Directions for this task - Every line that includes the word "Designer" is to be listed.
-- begin --
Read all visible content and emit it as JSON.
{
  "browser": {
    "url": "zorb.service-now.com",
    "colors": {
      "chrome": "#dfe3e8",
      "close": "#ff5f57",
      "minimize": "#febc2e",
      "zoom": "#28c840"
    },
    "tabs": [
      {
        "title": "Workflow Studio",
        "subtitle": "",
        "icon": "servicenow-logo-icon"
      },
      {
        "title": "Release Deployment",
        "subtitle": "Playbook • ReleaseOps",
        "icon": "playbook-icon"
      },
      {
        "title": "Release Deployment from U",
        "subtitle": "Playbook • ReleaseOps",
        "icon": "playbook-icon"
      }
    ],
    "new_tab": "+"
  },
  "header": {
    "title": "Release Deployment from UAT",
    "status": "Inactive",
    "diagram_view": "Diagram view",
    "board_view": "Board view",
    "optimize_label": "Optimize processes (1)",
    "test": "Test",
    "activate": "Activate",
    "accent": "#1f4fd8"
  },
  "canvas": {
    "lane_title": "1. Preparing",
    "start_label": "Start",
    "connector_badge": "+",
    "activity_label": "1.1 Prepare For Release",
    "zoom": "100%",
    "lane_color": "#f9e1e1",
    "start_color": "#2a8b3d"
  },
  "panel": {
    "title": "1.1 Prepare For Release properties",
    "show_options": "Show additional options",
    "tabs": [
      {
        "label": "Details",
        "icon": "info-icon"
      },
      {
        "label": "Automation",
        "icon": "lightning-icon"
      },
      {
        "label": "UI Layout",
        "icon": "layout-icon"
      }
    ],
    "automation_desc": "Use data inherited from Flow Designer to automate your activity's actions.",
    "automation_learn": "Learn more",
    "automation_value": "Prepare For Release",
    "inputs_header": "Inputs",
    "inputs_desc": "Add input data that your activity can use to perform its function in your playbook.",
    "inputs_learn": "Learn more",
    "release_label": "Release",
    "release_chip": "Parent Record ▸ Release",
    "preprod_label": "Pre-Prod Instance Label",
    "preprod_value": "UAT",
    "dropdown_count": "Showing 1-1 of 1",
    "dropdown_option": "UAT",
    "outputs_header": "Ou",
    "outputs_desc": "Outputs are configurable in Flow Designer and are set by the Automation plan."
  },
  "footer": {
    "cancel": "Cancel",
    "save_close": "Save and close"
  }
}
-- end --
Correct answer -
    "automation_desc": "Use data inherited from Flow Designer to automate your activity's actions.",
    "outputs_desc": "Outputs are configurable in Flow Designer and are set by the Automation plan."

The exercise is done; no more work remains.